For the data below, work out how many lines contain the word "本报记者" and supply only that number.

[Stored records]
◇ ◇ ◇ ◇

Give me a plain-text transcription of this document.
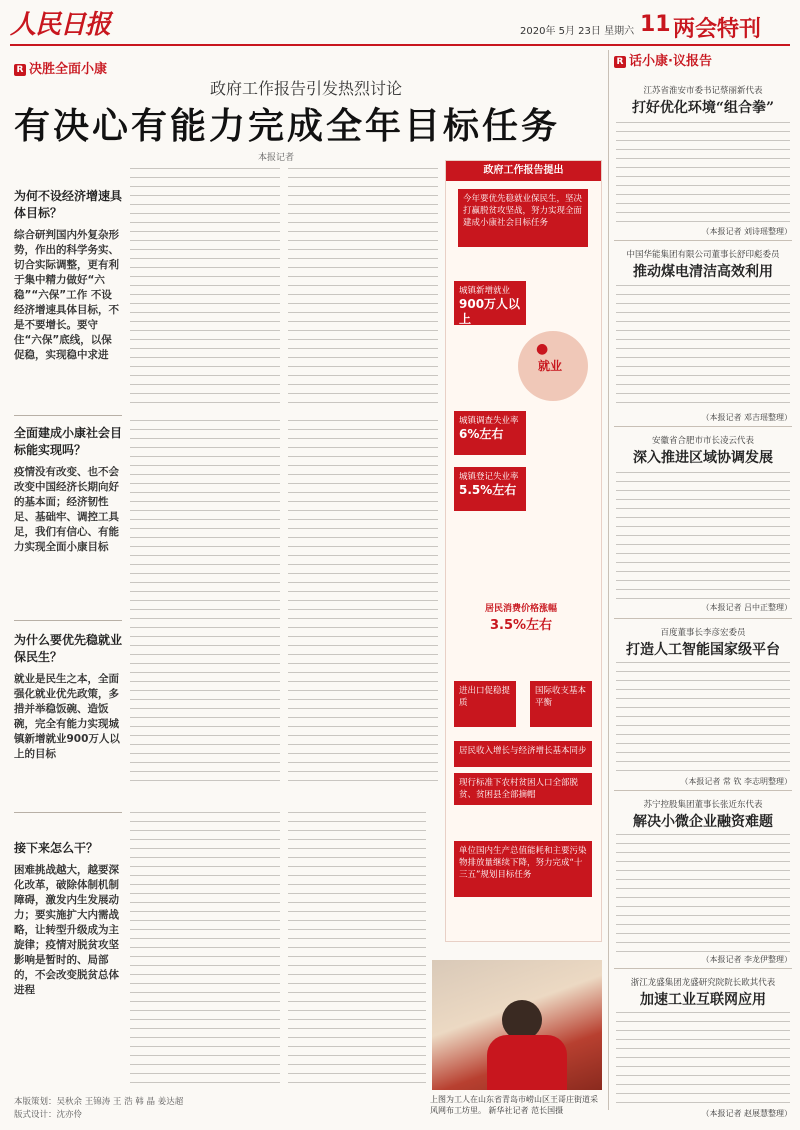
人民日报	2020年 5月 23日 星期六 11 两会特刊
R 决胜全面小康
政府工作报告引发热烈讨论
有决心有能力完成全年目标任务
本报记者
为何不设经济增速具体目标？
综合研判国内外复杂形势，作出的科学务实、切合实际调整，更有利于集中精力做好“六稳”“六保”工作 不设经济增速具体目标，不是不要增长。要守住“六保”底线，以保促稳，实现稳中求进
全面建成小康社会目标能实现吗？
疫情没有改变、也不会改变中国经济长期向好的基本面；经济韧性足、基础牢、调控工具足，我们有信心、有能力实现全面小康目标
为什么要优先稳就业保民生？
就业是民生之本，全面强化就业优先政策，多措并举稳饭碗、造饭碗，完全有能力实现城镇新增就业900万人以上的目标
接下来怎么干？
困难挑战越大，越要深化改革，破除体制机制障碍，激发内生发展动力；要实施扩大内需战略，让转型升级成为主旋律；疫情对脱贫攻坚影响是暂时的、局部的，不会改变脱贫总体进程
政府工作报告提出
今年要优先稳就业保民生，坚决打赢脱贫攻坚战，努力实现全面建成小康社会目标任务
城镇新增就业
900万人以上
就业
●
城镇调查失业率
6%左右
城镇登记失业率
5.5%左右
居民消费价格涨幅
3.5%左右
进出口促稳提质
国际收支基本平衡
居民收入增长与经济增长基本同步
现行标准下农村贫困人口全部脱贫、贫困县全部摘帽
单位国内生产总值能耗和主要污染物排放量继续下降，努力完成“十三五”规划目标任务
上图为工人在山东省青岛市崂山区王哥庄街道采风网布工坊里。 新华社记者 范长国摄
本版策划：吴秋余 王锦涛 王 浩 韩 晶 姜达超
版式设计：沈亦伶
R 话小康·议报告
江苏省淮安市委书记蔡丽新代表
打好优化环境“组合拳”
（本报记者 刘诗瑶整理）
中国华能集团有限公司董事长舒印彪委员
推动煤电清洁高效利用
（本报记者 邓吉瑶整理）
安徽省合肥市市长凌云代表
深入推进区域协调发展
（本报记者 吕中正整理）
百度董事长李彦宏委员
打造人工智能国家级平台
（本报记者 常 钦 李志明整理）
苏宁控股集团董事长张近东代表
解决小微企业融资难题
（本报记者 李龙伊整理）
浙江龙盛集团龙盛研究院院长欧其代表
加速工业互联网应用
（本报记者 赵展慧整理）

◇ ◇ ◇ ◇

▶ **Answer in full**
7